## Exercise brief
Every line from the one that contains "Extract all the data from this chart as JSON." to the last line of the listing below should be quoted verbatim. Pictures are excluded.

## Given data
----

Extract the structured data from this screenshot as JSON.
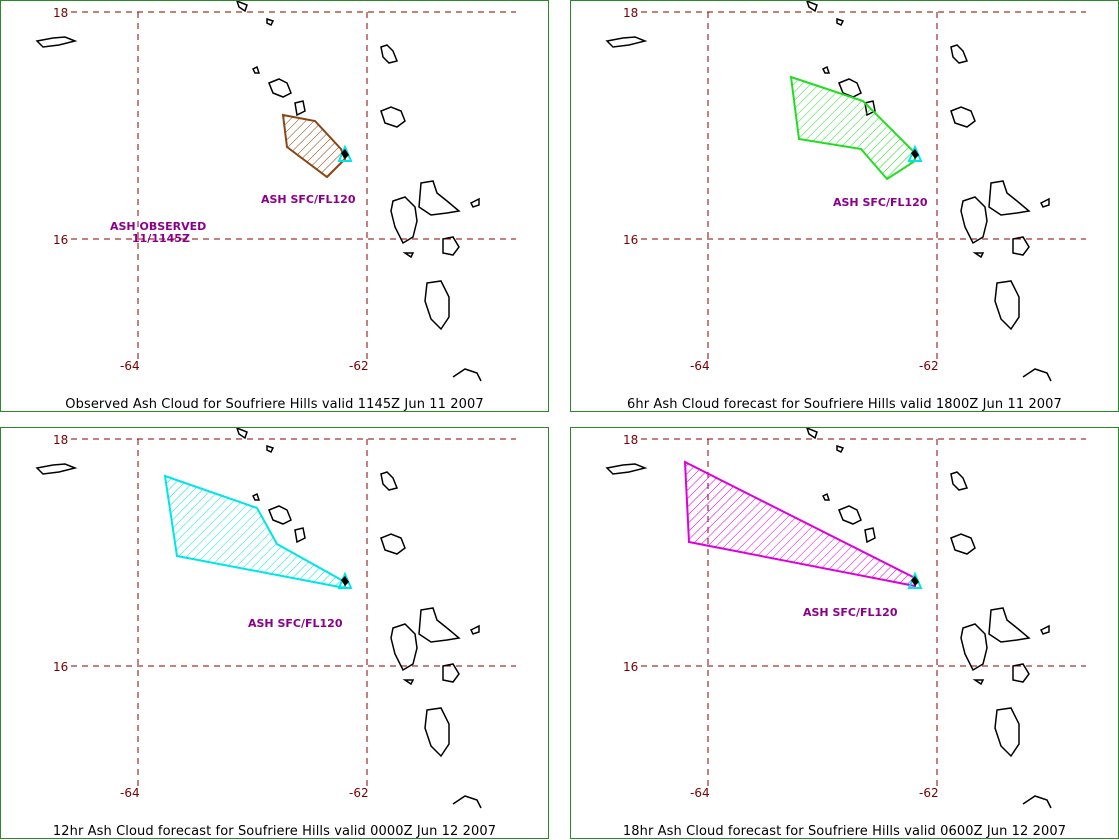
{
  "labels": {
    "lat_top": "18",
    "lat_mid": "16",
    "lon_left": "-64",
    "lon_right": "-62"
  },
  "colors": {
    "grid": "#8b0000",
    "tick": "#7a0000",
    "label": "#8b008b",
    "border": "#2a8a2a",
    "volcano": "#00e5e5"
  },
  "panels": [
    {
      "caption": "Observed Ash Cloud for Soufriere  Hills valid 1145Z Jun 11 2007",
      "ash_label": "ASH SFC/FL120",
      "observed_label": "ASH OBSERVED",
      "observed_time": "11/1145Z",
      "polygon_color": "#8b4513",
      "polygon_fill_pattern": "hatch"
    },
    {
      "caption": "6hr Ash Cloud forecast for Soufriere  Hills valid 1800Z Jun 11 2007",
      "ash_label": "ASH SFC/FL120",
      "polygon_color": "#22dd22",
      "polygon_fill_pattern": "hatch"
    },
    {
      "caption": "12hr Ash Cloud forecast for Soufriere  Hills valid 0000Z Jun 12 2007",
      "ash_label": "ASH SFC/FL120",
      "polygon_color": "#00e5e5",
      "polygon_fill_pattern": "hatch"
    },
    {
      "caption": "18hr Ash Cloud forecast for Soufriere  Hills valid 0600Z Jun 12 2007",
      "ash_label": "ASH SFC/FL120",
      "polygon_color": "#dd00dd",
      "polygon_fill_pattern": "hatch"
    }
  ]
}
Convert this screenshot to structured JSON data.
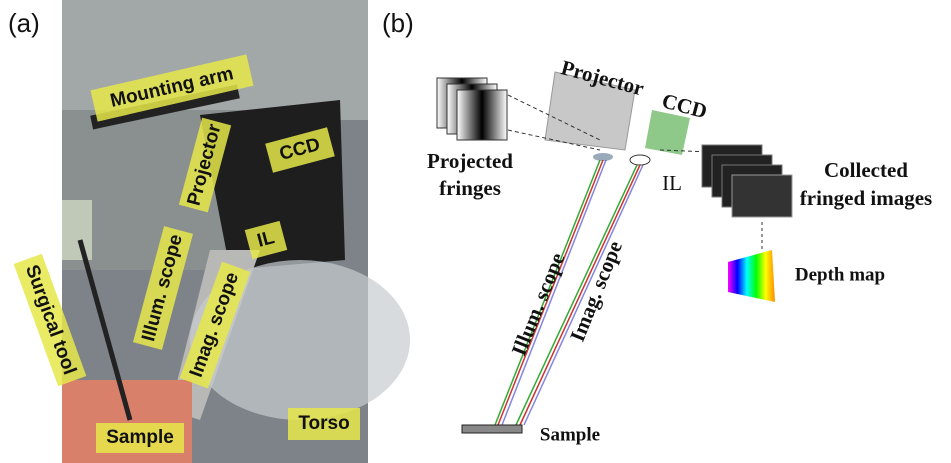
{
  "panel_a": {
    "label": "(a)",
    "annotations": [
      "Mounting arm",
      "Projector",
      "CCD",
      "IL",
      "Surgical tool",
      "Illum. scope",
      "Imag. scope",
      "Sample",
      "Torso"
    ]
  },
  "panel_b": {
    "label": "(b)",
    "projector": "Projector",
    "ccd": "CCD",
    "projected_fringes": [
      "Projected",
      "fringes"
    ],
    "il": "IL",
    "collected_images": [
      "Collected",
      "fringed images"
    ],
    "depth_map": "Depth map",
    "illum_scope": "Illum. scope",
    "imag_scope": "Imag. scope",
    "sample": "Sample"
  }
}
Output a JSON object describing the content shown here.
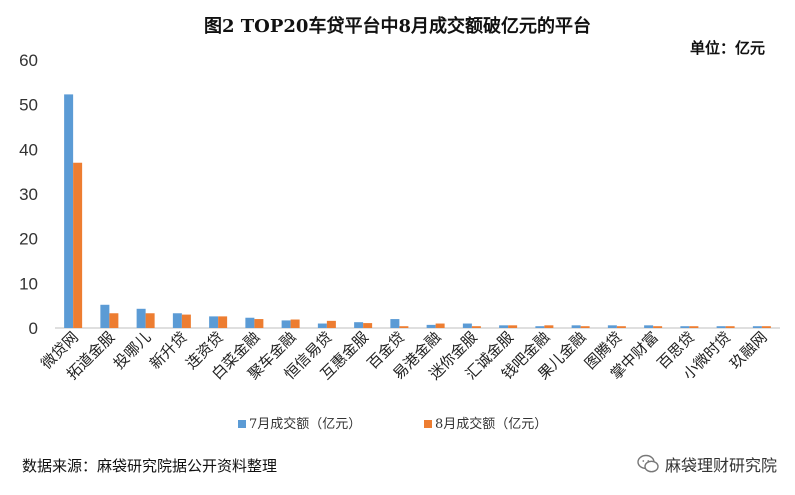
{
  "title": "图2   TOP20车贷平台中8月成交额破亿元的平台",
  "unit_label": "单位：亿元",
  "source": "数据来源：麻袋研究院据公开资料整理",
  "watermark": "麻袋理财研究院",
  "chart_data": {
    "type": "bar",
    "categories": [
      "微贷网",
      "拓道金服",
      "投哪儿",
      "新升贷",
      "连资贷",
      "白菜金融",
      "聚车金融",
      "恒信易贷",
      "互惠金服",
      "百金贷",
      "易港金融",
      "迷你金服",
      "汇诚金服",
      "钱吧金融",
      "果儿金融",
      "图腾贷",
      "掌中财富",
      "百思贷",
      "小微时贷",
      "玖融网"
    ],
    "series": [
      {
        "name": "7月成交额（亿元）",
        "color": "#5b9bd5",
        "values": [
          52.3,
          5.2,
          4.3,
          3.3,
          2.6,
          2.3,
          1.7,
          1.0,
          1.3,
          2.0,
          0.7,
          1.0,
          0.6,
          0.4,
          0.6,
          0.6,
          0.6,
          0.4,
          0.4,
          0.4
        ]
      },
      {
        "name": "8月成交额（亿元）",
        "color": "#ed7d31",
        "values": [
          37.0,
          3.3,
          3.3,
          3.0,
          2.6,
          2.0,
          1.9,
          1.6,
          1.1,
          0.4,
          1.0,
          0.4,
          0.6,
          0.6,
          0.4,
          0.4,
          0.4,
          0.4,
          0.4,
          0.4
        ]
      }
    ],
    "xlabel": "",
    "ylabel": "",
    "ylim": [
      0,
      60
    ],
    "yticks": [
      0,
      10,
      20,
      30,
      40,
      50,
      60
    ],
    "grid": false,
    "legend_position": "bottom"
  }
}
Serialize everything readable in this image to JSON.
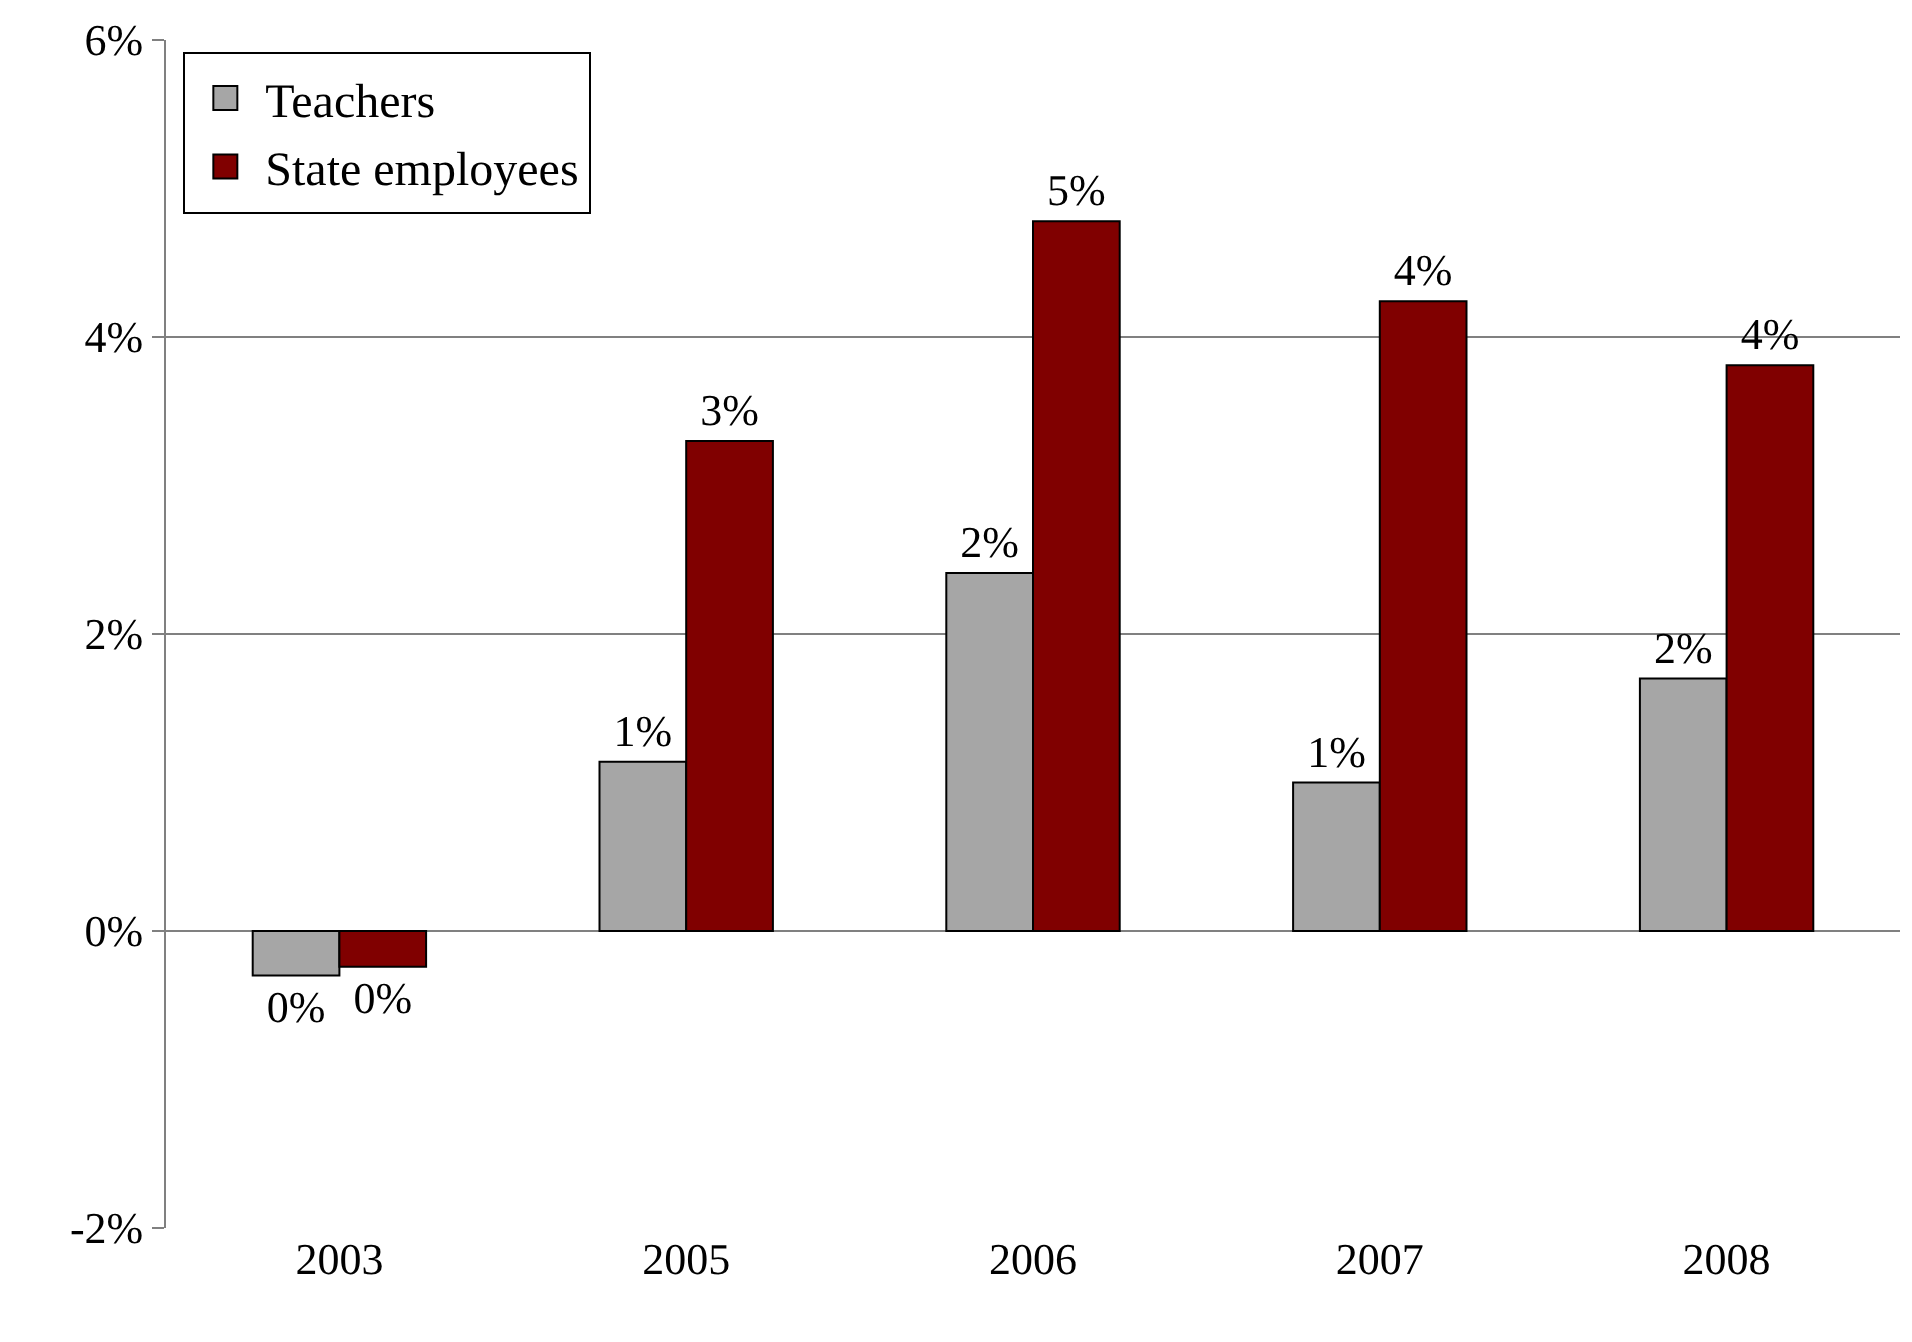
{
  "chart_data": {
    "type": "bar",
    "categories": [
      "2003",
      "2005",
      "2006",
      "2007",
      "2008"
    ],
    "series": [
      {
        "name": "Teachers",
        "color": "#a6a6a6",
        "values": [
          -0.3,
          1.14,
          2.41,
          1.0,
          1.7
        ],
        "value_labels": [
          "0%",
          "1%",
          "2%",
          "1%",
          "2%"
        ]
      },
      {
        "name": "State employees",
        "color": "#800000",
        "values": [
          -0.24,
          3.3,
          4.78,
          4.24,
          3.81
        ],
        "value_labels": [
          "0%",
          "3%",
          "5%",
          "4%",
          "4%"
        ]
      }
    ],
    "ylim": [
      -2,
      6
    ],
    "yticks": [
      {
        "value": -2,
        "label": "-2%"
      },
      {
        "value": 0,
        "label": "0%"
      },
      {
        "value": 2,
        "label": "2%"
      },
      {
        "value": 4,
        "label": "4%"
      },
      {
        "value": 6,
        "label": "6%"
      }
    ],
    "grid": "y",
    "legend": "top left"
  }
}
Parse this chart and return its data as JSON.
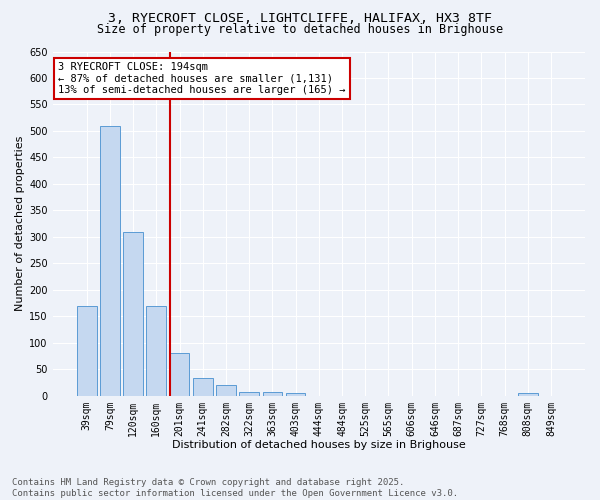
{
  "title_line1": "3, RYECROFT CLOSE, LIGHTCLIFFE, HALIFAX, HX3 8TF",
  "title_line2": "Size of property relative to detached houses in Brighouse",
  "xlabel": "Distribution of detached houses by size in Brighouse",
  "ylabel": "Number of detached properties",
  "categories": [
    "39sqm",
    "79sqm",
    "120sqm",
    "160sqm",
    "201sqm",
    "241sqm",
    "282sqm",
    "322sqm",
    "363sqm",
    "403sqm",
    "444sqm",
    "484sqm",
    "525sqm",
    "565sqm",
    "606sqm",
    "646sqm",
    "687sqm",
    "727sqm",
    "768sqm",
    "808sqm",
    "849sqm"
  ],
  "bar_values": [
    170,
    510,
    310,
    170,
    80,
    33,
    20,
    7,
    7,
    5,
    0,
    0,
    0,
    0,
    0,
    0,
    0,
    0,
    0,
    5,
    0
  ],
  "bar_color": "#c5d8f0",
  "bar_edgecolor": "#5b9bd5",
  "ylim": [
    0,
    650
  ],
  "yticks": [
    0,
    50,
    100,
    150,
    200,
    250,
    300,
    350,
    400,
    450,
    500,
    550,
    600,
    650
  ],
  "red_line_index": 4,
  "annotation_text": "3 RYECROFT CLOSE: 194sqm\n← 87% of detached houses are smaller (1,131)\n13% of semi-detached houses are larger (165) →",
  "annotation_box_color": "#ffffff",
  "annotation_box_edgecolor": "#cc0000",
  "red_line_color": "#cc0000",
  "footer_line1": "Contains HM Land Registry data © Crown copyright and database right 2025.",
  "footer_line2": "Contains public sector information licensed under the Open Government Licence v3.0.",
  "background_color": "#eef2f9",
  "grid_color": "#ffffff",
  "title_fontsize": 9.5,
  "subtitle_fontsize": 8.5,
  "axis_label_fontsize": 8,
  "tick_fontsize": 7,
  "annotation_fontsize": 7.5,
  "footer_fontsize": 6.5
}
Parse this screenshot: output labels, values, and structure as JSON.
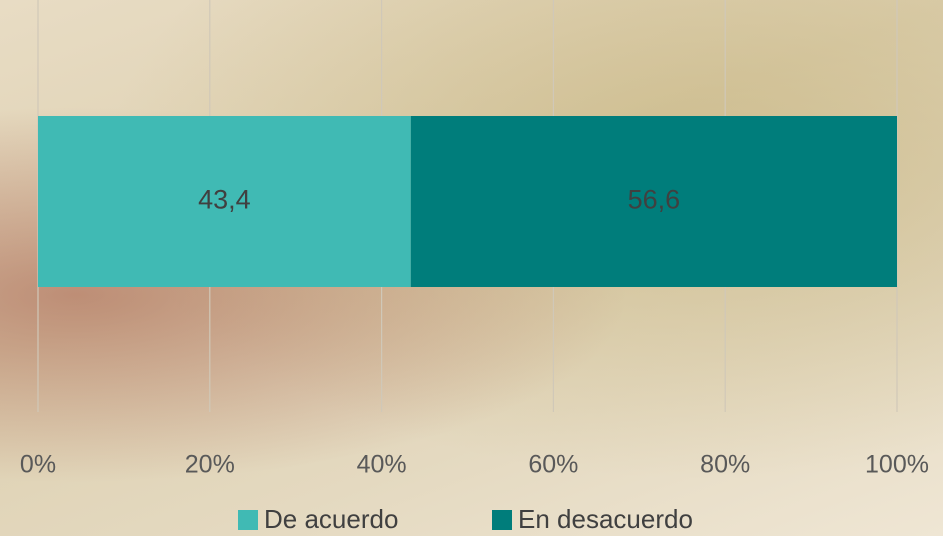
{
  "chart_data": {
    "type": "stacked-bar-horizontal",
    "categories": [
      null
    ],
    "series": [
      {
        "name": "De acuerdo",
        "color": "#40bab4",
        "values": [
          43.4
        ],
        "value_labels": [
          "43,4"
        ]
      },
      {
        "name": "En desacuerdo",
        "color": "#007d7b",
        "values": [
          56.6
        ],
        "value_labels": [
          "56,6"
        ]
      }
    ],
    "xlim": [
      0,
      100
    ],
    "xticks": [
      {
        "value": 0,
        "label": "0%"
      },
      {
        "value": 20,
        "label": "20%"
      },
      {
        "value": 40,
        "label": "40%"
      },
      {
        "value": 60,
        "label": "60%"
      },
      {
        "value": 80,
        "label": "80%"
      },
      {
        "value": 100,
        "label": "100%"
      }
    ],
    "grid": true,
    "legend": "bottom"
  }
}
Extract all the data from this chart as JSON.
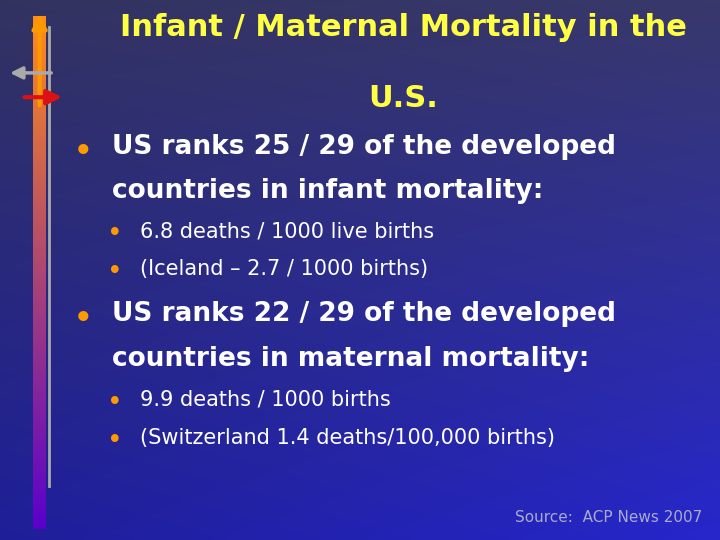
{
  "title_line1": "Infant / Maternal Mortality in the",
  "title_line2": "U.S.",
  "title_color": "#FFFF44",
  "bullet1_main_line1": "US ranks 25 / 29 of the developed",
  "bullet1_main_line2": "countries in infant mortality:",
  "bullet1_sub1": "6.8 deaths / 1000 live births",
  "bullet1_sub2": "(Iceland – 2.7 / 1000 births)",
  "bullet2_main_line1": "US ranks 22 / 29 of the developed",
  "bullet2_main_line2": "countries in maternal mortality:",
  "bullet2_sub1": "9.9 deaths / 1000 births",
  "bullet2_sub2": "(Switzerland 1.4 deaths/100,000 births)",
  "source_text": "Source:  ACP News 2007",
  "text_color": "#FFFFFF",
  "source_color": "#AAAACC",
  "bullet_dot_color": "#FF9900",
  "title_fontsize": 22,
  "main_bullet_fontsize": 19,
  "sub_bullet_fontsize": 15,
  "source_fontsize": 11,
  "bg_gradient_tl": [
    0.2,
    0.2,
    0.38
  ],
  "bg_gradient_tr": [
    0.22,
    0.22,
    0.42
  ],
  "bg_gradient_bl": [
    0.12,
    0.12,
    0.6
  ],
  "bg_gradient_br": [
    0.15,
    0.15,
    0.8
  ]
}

----

## Final result
Extract all the data from this chart as JSON.
{
  "title_line1": "Infant / Maternal Mortality in the",
  "title_line2": "U.S.",
  "title_color": "#FFFF44",
  "bullet1_main_line1": "US ranks 25 / 29 of the developed",
  "bullet1_main_line2": "countries in infant mortality:",
  "bullet1_sub1": "6.8 deaths / 1000 live births",
  "bullet1_sub2": "(Iceland – 2.7 / 1000 births)",
  "bullet2_main_line1": "US ranks 22 / 29 of the developed",
  "bullet2_main_line2": "countries in maternal mortality:",
  "bullet2_sub1": "9.9 deaths / 1000 births",
  "bullet2_sub2": "(Switzerland 1.4 deaths/100,000 births)",
  "source_text": "Source:  ACP News 2007",
  "text_color": "#FFFFFF",
  "source_color": "#AAAACC",
  "bullet_dot_color": "#FF9900",
  "title_fontsize": 22,
  "main_bullet_fontsize": 19,
  "sub_bullet_fontsize": 15,
  "source_fontsize": 11,
  "bg_gradient_tl": [
    0.2,
    0.2,
    0.38
  ],
  "bg_gradient_tr": [
    0.22,
    0.22,
    0.42
  ],
  "bg_gradient_bl": [
    0.12,
    0.12,
    0.6
  ],
  "bg_gradient_br": [
    0.15,
    0.15,
    0.8
  ]
}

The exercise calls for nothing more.